(a) In general. For purposes of section 4941, the term self-dealing
means any direct or indirect transaction described in Sec. 53.4941(d)-2.
For purposes of this section, it is immaterial whether the transaction
results in a benefit or a detriment to the private foundation. The term
"self-dealing" does not, however, include a transaction between a
private foundation and a disqualified person where the disqualified
person status arises only as a result of such transaction. For example,
the bargain sale of property to a private foundation is not a direct act
of self-dealing if the seller becomes a disqualified person only by
reason of his becoming a substantial contributor as a result of the
bargain element of the sale. For the effect of sections 4942, 4943,
4944, and 4945 upon an act of self-dealing which also results in the
imposition of tax under one or more of such sections, see the
regulations under those sections.
(b) Indirect self-dealing--
(1) Certain business transactions. The
term "indirect self-dealing" shall not include any transaction
described in Sec. 53.4941(d)-2 between a disqualified person and an
organization controlled by a private foundation (within the meaning of
paragraph (6)(5) of this section) if:
(i) The transaction results from a business relationship which was
established before such transaction constituted an act of self-dealing
(without regard to this paragraph),
(ii) The transaction was at least as favorable to the organization
controlled by the foundation as an arm's-length transaction with an
unrelated person, and
(iii) Either:
(a) The organization controlled by the foundation could have engaged
in the transaction with someone other than a disqualified person only at
a severe economic hardship to such organization, or
(b) Because of the unique nature of the product or services provided
by the organization controlled by the foundation, the disqualified
person could not have engaged in the transaction with anyone else, or
could have done so only by incurring severe economic hardship. See
example (2) of subparagraph (8) of this paragraph.
(2) Grants to intermediaries. The term "indirect self-dealing"

※ ※ ※

- **What this exercise asks**:
1 – According to the self-dealing regulation, does it matter whether a transaction benefits or harms the private foundation?
2 – Duplicate the self-dealing regulation from "For purposes of this" to "under those sections.".
3 – Decide whether each statement agrees with the self-dealing regulation, answering yes or no and quoting the words that settle it. (a) The self-dealing definition for section 4941 covers only direct transactions. (b) A bargain sale to a private foundation is not a direct act of self-dealing if the seller becomes a disqualified person only by becoming a substantial contributor through the bargain element of the sale. (c) The business-transaction exception requires the transaction to be more favorable to the controlled organization than an arm's-length transaction with an unrelated person.

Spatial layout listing
※ ※ ※

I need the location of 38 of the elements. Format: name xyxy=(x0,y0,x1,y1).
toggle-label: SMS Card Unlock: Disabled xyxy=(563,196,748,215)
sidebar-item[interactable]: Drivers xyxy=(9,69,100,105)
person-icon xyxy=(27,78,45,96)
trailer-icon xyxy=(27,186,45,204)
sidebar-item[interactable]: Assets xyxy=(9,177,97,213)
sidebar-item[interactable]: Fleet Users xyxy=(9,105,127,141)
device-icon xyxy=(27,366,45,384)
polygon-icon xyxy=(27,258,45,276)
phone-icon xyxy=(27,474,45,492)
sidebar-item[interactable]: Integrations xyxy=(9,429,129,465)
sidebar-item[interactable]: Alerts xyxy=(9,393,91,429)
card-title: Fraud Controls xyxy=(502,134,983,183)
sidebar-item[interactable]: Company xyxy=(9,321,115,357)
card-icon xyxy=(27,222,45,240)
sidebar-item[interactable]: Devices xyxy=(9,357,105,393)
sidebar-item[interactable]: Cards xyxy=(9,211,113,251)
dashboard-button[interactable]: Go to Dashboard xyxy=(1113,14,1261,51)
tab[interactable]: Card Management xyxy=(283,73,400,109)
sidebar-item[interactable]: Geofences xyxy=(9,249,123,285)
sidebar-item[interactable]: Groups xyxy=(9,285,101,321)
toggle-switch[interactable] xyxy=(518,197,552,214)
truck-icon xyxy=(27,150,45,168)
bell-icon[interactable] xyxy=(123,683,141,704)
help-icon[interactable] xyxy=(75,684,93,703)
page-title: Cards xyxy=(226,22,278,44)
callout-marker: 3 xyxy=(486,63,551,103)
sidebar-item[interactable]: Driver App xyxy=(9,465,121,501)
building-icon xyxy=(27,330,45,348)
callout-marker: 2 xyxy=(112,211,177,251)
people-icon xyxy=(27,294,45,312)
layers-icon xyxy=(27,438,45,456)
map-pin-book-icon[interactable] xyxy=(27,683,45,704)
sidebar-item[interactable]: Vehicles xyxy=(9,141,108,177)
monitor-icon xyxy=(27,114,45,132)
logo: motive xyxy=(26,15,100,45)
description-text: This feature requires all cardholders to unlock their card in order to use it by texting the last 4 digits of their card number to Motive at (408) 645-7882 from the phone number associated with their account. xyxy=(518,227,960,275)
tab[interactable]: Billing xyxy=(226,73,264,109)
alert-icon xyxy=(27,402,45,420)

※ ※ ※

- **Outputs by task**:
1 – No. It is immaterial whether the transaction results in a benefit or a detriment to the private foundation.

2 –
For purposes of this section, it is immaterial whether the transaction
results in a benefit or a detriment to the private foundation. The term
"self-dealing" does not, however, include a transaction between a
private foundation and a disqualified person where the disqualified
person status arises only as a result of such transaction. For example,
the bargain sale of property to a private foundation is not a direct act
of self-dealing if the seller becomes a disqualified person only by
reason of his becoming a substantial contributor as a result of the
bargain element of the sale. For the effect of sections 4942, 4943,
4944, and 4945 upon an act of self-dealing which also results in the
imposition of tax under one or more of such sections, see the
regulations under those sections.

3 –
(a) No: "the term self-dealing means any direct or indirect transaction described in Sec. 53.4941(d)-2."
(b) Yes: "the bargain sale of property to a private foundation is not a direct act of self-dealing if the seller becomes a disqualified person only by reason of his becoming a substantial contributor as a result of the bargain element of the sale."
(c) No: "The transaction was at least as favorable to the organization controlled by the foundation as an arm's-length transaction with an unrelated person."